• **Description of the task**
All lines holding the string "into" are to be shown.

[Start Data entries]

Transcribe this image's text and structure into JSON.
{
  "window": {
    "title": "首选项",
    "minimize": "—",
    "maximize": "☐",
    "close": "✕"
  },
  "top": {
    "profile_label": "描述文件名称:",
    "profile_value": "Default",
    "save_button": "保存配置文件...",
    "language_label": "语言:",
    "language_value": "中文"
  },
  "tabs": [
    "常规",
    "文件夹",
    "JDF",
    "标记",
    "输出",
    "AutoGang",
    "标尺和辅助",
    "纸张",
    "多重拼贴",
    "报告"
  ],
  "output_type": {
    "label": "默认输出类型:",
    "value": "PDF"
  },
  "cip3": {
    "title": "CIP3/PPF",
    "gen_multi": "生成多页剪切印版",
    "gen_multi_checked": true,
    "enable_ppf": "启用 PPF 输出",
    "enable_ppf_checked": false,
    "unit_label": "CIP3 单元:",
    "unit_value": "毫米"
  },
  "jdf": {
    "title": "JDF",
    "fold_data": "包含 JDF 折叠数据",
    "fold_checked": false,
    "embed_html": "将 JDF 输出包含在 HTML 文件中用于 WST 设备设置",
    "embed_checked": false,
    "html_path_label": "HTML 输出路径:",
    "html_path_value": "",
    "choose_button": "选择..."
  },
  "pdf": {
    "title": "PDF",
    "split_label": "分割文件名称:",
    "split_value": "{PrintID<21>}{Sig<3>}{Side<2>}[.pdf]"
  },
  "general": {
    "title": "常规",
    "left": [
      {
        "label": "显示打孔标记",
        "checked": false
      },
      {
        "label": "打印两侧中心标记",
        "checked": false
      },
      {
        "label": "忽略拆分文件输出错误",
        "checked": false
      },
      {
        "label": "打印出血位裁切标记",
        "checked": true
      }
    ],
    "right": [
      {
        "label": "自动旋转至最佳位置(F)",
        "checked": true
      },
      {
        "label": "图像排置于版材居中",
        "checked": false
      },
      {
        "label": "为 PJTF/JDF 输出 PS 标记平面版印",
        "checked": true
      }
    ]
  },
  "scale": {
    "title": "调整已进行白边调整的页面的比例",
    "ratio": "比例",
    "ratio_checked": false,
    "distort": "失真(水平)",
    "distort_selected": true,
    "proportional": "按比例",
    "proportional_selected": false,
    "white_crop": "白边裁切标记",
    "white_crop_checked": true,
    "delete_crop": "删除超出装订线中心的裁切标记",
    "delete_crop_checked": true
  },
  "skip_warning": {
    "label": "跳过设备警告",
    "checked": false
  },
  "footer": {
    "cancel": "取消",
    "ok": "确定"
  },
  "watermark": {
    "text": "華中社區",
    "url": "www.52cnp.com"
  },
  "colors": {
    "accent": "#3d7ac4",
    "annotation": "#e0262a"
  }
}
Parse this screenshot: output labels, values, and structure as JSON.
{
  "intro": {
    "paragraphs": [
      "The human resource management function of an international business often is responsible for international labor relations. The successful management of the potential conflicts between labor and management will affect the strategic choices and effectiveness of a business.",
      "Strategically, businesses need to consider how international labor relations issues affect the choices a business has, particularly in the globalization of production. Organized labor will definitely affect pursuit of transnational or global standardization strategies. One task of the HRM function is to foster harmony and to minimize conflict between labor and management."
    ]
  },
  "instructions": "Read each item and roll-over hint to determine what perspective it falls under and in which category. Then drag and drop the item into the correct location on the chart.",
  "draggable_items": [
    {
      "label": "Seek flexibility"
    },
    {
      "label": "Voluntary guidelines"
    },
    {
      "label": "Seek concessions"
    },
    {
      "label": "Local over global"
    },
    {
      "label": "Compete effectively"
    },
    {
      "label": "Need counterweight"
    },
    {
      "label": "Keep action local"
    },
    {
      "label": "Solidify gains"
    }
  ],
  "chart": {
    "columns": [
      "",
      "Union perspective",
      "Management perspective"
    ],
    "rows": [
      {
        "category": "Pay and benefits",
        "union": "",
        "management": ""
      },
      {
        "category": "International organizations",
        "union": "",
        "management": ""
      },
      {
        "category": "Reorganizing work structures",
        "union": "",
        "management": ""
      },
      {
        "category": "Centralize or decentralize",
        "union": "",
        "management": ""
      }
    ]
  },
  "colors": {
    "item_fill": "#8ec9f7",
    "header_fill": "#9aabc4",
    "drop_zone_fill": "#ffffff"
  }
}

[End Data entries]

• **Result**
Transcribe this image's text and structure into JSON.
  "instructions": "Read each item and roll-over hint to determine what perspective it falls under and in which category. Then drag and drop the item into the correct location on the chart.",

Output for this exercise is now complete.